Exercise prompt >> Every line that contains the word "icon" should be copied.
#### Material provided ####
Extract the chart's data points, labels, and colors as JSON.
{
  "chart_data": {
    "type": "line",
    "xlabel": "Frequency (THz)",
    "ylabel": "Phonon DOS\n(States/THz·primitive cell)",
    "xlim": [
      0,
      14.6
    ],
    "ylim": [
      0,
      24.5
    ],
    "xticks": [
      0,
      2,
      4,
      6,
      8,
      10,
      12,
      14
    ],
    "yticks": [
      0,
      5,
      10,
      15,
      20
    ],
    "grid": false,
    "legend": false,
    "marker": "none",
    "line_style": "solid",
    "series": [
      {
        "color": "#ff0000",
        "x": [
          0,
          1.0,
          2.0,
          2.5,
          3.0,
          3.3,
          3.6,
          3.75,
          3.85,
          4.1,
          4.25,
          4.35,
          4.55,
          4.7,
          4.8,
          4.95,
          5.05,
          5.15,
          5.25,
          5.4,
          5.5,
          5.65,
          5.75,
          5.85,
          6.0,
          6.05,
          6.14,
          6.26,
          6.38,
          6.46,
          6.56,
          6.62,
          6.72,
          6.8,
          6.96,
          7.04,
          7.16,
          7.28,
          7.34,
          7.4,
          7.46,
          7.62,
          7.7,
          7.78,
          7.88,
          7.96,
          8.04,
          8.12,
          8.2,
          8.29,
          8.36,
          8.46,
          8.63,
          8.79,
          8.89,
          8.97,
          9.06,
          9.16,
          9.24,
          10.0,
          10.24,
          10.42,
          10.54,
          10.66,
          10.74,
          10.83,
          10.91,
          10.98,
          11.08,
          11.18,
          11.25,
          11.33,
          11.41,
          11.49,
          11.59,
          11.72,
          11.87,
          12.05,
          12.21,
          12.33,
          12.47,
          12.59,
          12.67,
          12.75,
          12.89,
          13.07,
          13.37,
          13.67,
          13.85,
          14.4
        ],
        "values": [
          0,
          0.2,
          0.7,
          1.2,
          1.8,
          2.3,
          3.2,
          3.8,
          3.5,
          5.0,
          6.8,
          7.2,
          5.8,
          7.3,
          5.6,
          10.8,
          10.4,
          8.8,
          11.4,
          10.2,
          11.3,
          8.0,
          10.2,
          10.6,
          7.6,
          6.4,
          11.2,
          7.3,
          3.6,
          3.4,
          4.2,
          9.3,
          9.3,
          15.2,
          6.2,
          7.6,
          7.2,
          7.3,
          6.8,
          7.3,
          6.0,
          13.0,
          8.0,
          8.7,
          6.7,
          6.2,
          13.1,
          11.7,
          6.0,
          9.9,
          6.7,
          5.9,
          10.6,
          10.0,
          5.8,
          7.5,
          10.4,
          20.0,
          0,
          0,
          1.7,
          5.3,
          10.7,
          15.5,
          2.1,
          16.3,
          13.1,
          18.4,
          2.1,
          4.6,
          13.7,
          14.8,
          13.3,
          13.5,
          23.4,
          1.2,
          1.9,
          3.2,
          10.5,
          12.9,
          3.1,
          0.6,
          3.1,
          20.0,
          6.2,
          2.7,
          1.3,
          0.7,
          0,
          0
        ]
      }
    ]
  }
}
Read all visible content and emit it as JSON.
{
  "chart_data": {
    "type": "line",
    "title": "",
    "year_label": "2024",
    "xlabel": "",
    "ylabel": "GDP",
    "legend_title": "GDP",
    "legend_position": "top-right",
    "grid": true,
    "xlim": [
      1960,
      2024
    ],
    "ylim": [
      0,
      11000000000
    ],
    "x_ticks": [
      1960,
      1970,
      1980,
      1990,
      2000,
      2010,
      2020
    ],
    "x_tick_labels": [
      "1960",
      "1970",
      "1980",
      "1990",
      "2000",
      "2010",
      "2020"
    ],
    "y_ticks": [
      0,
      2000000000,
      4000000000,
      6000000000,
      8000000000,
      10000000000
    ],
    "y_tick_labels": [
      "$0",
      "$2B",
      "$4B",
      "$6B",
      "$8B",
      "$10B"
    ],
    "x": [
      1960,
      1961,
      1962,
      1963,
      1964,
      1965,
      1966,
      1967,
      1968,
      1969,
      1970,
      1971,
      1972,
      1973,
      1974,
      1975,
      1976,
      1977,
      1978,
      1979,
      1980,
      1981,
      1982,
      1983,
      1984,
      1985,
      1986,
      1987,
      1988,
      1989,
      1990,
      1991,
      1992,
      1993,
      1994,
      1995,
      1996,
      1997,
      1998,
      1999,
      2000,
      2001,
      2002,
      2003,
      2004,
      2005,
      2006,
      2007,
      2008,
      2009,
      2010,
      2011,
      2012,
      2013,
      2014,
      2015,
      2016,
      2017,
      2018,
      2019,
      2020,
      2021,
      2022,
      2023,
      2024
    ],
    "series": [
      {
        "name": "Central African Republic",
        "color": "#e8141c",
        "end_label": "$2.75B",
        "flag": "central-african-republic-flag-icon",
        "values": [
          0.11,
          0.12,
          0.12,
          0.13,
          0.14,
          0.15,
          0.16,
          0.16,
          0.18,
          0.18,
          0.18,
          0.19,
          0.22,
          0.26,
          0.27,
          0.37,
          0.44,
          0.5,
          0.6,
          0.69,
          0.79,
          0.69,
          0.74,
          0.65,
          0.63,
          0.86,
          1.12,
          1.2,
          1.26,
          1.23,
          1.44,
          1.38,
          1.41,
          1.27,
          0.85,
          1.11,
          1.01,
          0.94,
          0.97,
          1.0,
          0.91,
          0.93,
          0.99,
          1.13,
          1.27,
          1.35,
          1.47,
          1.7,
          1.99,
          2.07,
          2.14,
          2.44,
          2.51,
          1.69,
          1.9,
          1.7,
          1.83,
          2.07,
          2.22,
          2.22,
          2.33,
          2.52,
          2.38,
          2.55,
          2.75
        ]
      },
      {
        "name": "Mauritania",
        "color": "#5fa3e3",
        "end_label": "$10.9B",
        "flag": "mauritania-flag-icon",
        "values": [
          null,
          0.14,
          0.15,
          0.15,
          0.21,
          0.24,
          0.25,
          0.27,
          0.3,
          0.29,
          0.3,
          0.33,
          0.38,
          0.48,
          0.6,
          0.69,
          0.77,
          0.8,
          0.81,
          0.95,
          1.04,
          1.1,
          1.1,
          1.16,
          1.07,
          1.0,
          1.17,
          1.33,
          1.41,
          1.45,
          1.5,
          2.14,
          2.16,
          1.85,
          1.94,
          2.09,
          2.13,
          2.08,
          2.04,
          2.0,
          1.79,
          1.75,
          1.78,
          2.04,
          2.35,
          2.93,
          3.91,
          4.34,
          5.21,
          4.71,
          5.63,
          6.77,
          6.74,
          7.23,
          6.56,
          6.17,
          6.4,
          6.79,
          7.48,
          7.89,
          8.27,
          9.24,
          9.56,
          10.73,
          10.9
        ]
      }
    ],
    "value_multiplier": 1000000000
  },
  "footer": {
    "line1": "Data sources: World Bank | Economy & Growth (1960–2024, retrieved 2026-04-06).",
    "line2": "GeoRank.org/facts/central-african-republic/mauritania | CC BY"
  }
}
####
#### Material provided ####
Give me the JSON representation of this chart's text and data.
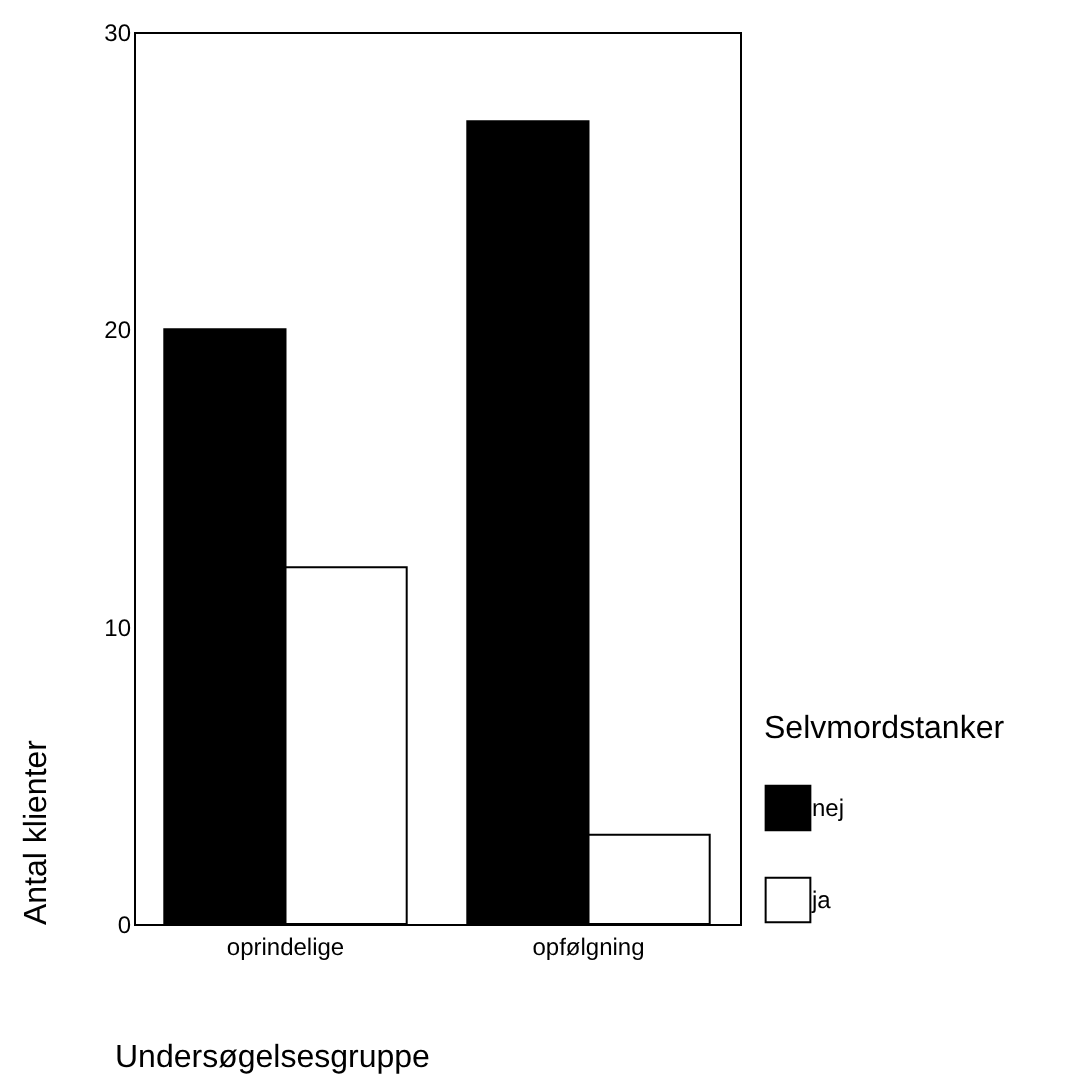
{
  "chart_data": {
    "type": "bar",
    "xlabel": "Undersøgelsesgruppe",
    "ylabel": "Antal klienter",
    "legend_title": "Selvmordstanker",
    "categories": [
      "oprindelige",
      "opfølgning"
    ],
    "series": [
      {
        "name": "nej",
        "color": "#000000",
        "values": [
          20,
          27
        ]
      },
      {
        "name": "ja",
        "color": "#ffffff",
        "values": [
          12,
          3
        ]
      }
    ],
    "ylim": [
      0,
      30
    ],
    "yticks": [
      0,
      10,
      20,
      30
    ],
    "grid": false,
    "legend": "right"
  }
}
####
Reply >>
        "flag": "central-african-republic-flag-icon",
        "flag": "mauritania-flag-icon",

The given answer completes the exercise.